WRITTEN PROBLEM:
Repeat each record exactly. Any picture gets left out.

MATERIAL SUPPLIED:
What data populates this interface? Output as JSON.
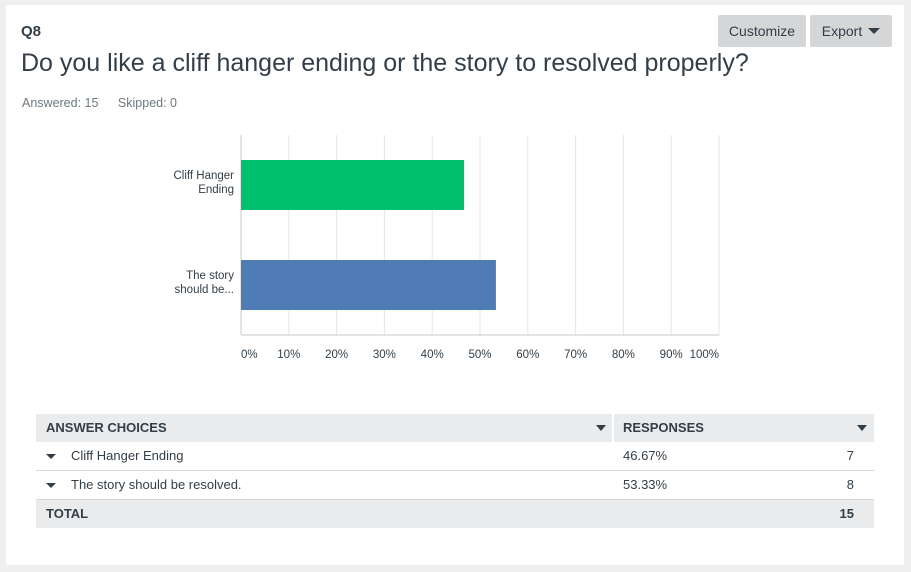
{
  "question": {
    "number": "Q8",
    "title": "Do you like a cliff hanger ending or the story to resolved properly?",
    "answered": "Answered: 15",
    "skipped": "Skipped: 0"
  },
  "toolbar": {
    "customize_label": "Customize",
    "export_label": "Export"
  },
  "colors": {
    "series": [
      "#00bf6f",
      "#507cb6"
    ],
    "grid": "#e5e5e5",
    "text": "#333e48"
  },
  "chart_data": {
    "type": "bar",
    "orientation": "horizontal",
    "categories": [
      [
        "Cliff Hanger",
        "Ending"
      ],
      [
        "The story",
        "should be..."
      ]
    ],
    "values": [
      46.67,
      53.33
    ],
    "xlim": [
      0,
      100
    ],
    "xticks": [
      "0%",
      "10%",
      "20%",
      "30%",
      "40%",
      "50%",
      "60%",
      "70%",
      "80%",
      "90%",
      "100%"
    ],
    "grid": true
  },
  "table": {
    "headers": {
      "answer_choices": "ANSWER CHOICES",
      "responses": "RESPONSES"
    },
    "rows": [
      {
        "choice": "Cliff Hanger Ending",
        "percent": "46.67%",
        "count": "7"
      },
      {
        "choice": "The story should be resolved.",
        "percent": "53.33%",
        "count": "8"
      }
    ],
    "total": {
      "label": "TOTAL",
      "count": "15"
    }
  }
}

COMPLETE ANSWER:
What data populates this interface? Output as JSON.
{
  "question": {
    "number": "Q8",
    "title": "Do you like a cliff hanger ending or the story to resolved properly?",
    "answered": "Answered: 15",
    "skipped": "Skipped: 0"
  },
  "toolbar": {
    "customize_label": "Customize",
    "export_label": "Export"
  },
  "colors": {
    "series": [
      "#00bf6f",
      "#507cb6"
    ],
    "grid": "#e5e5e5",
    "text": "#333e48"
  },
  "chart_data": {
    "type": "bar",
    "orientation": "horizontal",
    "categories": [
      [
        "Cliff Hanger",
        "Ending"
      ],
      [
        "The story",
        "should be..."
      ]
    ],
    "values": [
      46.67,
      53.33
    ],
    "xlim": [
      0,
      100
    ],
    "xticks": [
      "0%",
      "10%",
      "20%",
      "30%",
      "40%",
      "50%",
      "60%",
      "70%",
      "80%",
      "90%",
      "100%"
    ],
    "grid": true
  },
  "table": {
    "headers": {
      "answer_choices": "ANSWER CHOICES",
      "responses": "RESPONSES"
    },
    "rows": [
      {
        "choice": "Cliff Hanger Ending",
        "percent": "46.67%",
        "count": "7"
      },
      {
        "choice": "The story should be resolved.",
        "percent": "53.33%",
        "count": "8"
      }
    ],
    "total": {
      "label": "TOTAL",
      "count": "15"
    }
  }
}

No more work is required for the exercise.